**Task list:**
A. Retype the stretch of the passage on chromosome translocations from "In many cancers" through "the genome works.", word for word.
B. Extend the passage on chromosome translocations by continuing past its final sentence.

**Study text:**

┏━━

In many cancers chromosomes get reshuffled, with sections breaking off and attaching to other chromosomes in what are called translocations. Fred Alt and his team are trying to better understand where chromosomes are most likely to break and where the broken pieces are most likely to attach, knowledge that could help better understand some aspects of cancer. Think of it as another set of rules layered on top of the rules (e.g., as which genes to turn on, which to turn off, and when) that govern how the genome works.
For instance, consider a set of leukemias called mixed-lineage leukemias (MLLs). These cancers all feature a translocation in which of a portion of chromosome 11 breaks off and glues itself to another chromosome, with devastating consequences.
To better understand MLL leukemias and other translocation-carrying cancers, we’d like to better understand where the genome is most likely to break and where the broken pieces are most likely to attach. “People have been characterizing translocations for the last 50 years or so,” says Alt, who directs the Immune Disease Institute (IDI) and the Program in Cellular and Molecular Medicine at Children’s Hospital Boston, “but we haven’t understood the mechanisms that form them. We know what happened, but not how it happened.”
To get to the “how,” Alt’s lab has developed a new method for mapping the “translocatome” – the total genome-wide complement of rearrangements for a particular chromosome break. The method, which Alt calls high-throughput genome-wide translocation sequencing (HTGTS), essentially maps hot spots in the genome where chromosomes are most likely to break and recombine.
The breakage map they generated using the method is already giving some insights into the rules that govern when and where breaks occur. For instance, the researchers found that broken chromosome segments tend to fuse near the beginnings of genes, at locations called transcription start sites, suggesting to Alt that the process of gene transcription may itself encourage chromosome breaks.

┗━━

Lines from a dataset
┏━━

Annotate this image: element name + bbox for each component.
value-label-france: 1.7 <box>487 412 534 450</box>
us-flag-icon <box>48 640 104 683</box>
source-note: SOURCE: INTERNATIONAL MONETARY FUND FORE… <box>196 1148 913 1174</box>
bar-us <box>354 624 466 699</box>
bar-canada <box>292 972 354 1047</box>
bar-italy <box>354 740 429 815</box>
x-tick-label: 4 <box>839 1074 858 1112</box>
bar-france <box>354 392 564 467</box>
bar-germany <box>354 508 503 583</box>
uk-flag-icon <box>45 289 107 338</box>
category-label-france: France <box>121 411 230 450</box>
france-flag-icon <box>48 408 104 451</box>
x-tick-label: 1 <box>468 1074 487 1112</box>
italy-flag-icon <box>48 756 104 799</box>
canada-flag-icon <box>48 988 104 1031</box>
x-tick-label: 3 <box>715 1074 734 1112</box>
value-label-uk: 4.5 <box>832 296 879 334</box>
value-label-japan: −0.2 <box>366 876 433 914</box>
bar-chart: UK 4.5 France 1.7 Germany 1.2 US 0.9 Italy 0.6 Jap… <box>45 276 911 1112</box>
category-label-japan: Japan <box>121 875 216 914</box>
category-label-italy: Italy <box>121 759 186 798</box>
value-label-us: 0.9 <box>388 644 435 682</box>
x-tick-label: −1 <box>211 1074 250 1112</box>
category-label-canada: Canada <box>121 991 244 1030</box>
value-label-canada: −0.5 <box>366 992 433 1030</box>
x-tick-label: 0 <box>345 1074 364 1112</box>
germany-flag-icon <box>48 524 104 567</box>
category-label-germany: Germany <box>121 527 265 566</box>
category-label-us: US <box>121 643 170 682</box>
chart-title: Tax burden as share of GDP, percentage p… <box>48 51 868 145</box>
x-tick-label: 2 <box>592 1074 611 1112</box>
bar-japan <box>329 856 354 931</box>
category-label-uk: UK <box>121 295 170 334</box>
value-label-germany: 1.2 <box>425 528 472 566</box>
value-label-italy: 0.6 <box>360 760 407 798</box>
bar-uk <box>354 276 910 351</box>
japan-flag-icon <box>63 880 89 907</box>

┗━━

**Answers to this exercise:**
A.
In many cancers chromosomes get reshuffled, with sections breaking off and attaching to other chromosomes in what are called translocations. Fred Alt and his team are trying to better understand where chromosomes are most likely to break and where the broken pieces are most likely to attach, knowledge that could help better understand some aspects of cancer. Think of it as another set of rules layered on top of the rules (e.g., as which genes to turn on, which to turn off, and when) that govern how the genome works.

B.
The team also found that broken chromosomes are more likely to rearrange within themselves than to share pieces across different chromosomes.
By helping to reveal the rules of translocation, Alt thinks that HTGTS could be a boon for cancer genome researchers. Identifying translocations is a popular and effective means of unraveling the genomic havoc within cancer cells, but not all translocations are created equal. While some may play in active role in the development or persistence of a cancer, others are merely byproducts of the genomic instability common to cells once they turn cancerous. Alt’s method could help sort the bystanders from the culprits, which in turn could help pinpoint new targets for the development of new anticancer drugs.
“Childhood cancers, from leukemias and lymphomas to neuronal tumors, all have an inherent genomic instability that manifests itself in translocations,” Alt explains. “But while translocations come up very frequently across the cancer genome, it’s the ones that the cells select for that are important. Our work could help concentrate efforts to understand cancer translocations on those that are related to tumor initiation or progression and which could have some therapeutic value.”